Requirement
Reproduce the data exactly and drop any pictures it holds.

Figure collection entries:

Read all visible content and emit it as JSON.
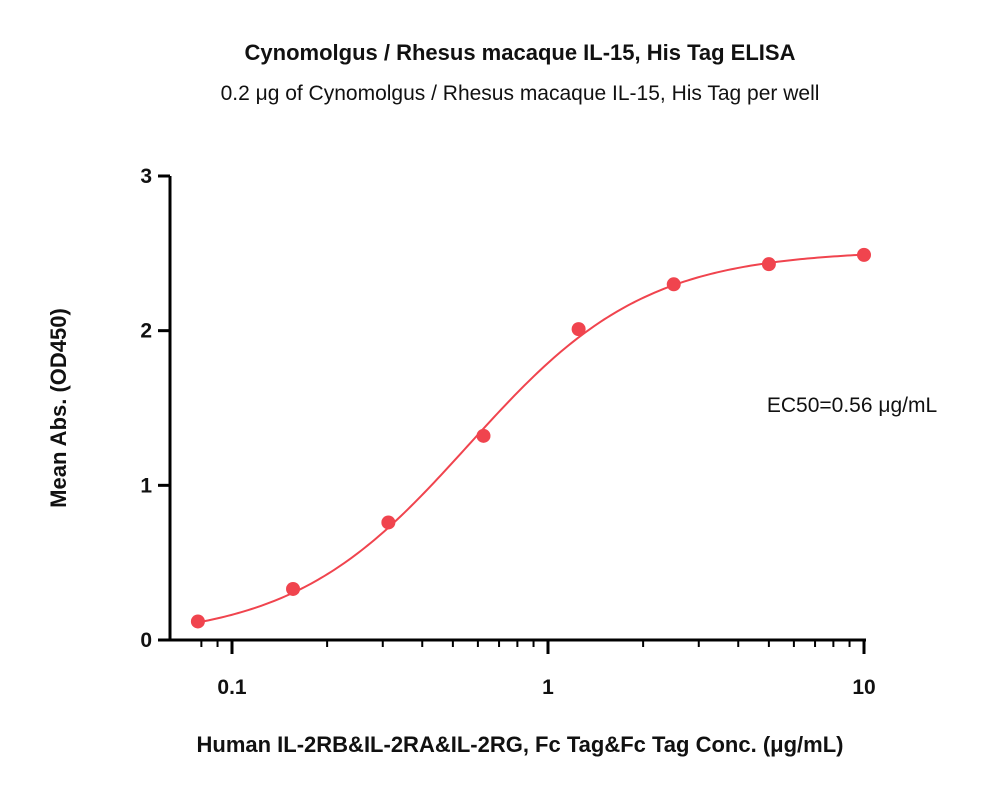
{
  "chart_data": {
    "type": "scatter",
    "title": "Cynomolgus / Rhesus macaque IL-15, His Tag ELISA",
    "subtitle": "0.2 μg of Cynomolgus / Rhesus macaque IL-15, His Tag per well",
    "xlabel": "Human IL-2RB&IL-2RA&IL-2RG, Fc Tag&Fc Tag Conc. (μg/mL)",
    "ylabel": "Mean Abs. (OD450)",
    "x_scale": "log",
    "xlim": [
      0.07,
      10
    ],
    "ylim": [
      0,
      3
    ],
    "x_ticks": [
      0.1,
      1,
      10
    ],
    "x_tick_labels": [
      "0.1",
      "1",
      "10"
    ],
    "y_ticks": [
      0,
      1,
      2,
      3
    ],
    "y_tick_labels": [
      "0",
      "1",
      "2",
      "3"
    ],
    "grid": false,
    "series": [
      {
        "x": [
          0.078,
          0.156,
          0.3125,
          0.625,
          1.25,
          2.5,
          5,
          10
        ],
        "y": [
          0.12,
          0.33,
          0.76,
          1.32,
          2.01,
          2.3,
          2.43,
          2.49
        ],
        "color": "#f0444e",
        "fit": "4PL",
        "fit_params": {
          "bottom": 0.0,
          "top": 2.52,
          "ec50": 0.56,
          "hill": 1.55
        }
      }
    ],
    "annotations": [
      {
        "text": "EC50=0.56 μg/mL"
      }
    ]
  }
}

Response to the exercise
Read all visible content and emit it as JSON.
{
  "chart_data": {
    "type": "scatter",
    "title": "Cynomolgus / Rhesus macaque IL-15, His Tag ELISA",
    "subtitle": "0.2 μg of Cynomolgus / Rhesus macaque IL-15, His Tag per well",
    "xlabel": "Human IL-2RB&IL-2RA&IL-2RG, Fc Tag&Fc Tag Conc. (μg/mL)",
    "ylabel": "Mean Abs. (OD450)",
    "x_scale": "log",
    "xlim": [
      0.07,
      10
    ],
    "ylim": [
      0,
      3
    ],
    "x_ticks": [
      0.1,
      1,
      10
    ],
    "x_tick_labels": [
      "0.1",
      "1",
      "10"
    ],
    "y_ticks": [
      0,
      1,
      2,
      3
    ],
    "y_tick_labels": [
      "0",
      "1",
      "2",
      "3"
    ],
    "grid": false,
    "series": [
      {
        "x": [
          0.078,
          0.156,
          0.3125,
          0.625,
          1.25,
          2.5,
          5,
          10
        ],
        "y": [
          0.12,
          0.33,
          0.76,
          1.32,
          2.01,
          2.3,
          2.43,
          2.49
        ],
        "color": "#f0444e",
        "fit": "4PL",
        "fit_params": {
          "bottom": 0.0,
          "top": 2.52,
          "ec50": 0.56,
          "hill": 1.55
        }
      }
    ],
    "annotations": [
      {
        "text": "EC50=0.56 μg/mL"
      }
    ]
  }
}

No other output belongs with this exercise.